#### INFORMATION GIVEN

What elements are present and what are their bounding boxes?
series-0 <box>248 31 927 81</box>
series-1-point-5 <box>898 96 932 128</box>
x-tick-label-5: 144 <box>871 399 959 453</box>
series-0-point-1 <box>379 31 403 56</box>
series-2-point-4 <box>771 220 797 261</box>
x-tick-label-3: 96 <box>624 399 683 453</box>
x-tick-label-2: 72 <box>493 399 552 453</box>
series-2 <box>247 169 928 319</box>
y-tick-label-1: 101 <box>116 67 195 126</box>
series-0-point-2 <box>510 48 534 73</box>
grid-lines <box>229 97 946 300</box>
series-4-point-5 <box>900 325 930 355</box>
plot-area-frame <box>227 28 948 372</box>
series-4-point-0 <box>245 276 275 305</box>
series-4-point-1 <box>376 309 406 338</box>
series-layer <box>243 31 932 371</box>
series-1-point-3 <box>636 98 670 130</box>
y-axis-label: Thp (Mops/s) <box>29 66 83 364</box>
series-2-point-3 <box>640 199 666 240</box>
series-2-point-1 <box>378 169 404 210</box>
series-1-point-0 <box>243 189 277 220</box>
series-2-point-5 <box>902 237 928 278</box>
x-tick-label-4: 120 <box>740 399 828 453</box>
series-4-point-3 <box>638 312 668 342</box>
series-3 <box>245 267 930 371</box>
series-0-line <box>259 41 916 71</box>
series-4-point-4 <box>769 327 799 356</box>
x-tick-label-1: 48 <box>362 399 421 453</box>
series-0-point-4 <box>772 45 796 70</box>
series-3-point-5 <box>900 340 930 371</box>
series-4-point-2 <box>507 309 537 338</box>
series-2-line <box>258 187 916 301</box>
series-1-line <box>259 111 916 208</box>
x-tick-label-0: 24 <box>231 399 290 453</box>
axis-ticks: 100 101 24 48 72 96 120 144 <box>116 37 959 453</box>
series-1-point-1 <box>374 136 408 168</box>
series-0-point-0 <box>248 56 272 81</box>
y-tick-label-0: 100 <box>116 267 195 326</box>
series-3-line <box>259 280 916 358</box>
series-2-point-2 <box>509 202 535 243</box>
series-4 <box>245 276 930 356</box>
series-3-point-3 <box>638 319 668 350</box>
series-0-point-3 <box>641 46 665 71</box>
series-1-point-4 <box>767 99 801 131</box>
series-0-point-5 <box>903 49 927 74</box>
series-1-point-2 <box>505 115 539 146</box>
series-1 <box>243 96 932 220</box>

########

YOUR TASK: Rewrite the entries from the start through the line containing "series-2-point-4 <box>771 220 797 261</box>", putting "box coordinates" in place of "bounding boxes" and leaving everything else unchanged. Give only those lines.

RIGHT ANSWER:
What elements are present and what are their box coordinates?
series-0 <box>248 31 927 81</box>
series-1-point-5 <box>898 96 932 128</box>
x-tick-label-5: 144 <box>871 399 959 453</box>
series-0-point-1 <box>379 31 403 56</box>
series-2-point-4 <box>771 220 797 261</box>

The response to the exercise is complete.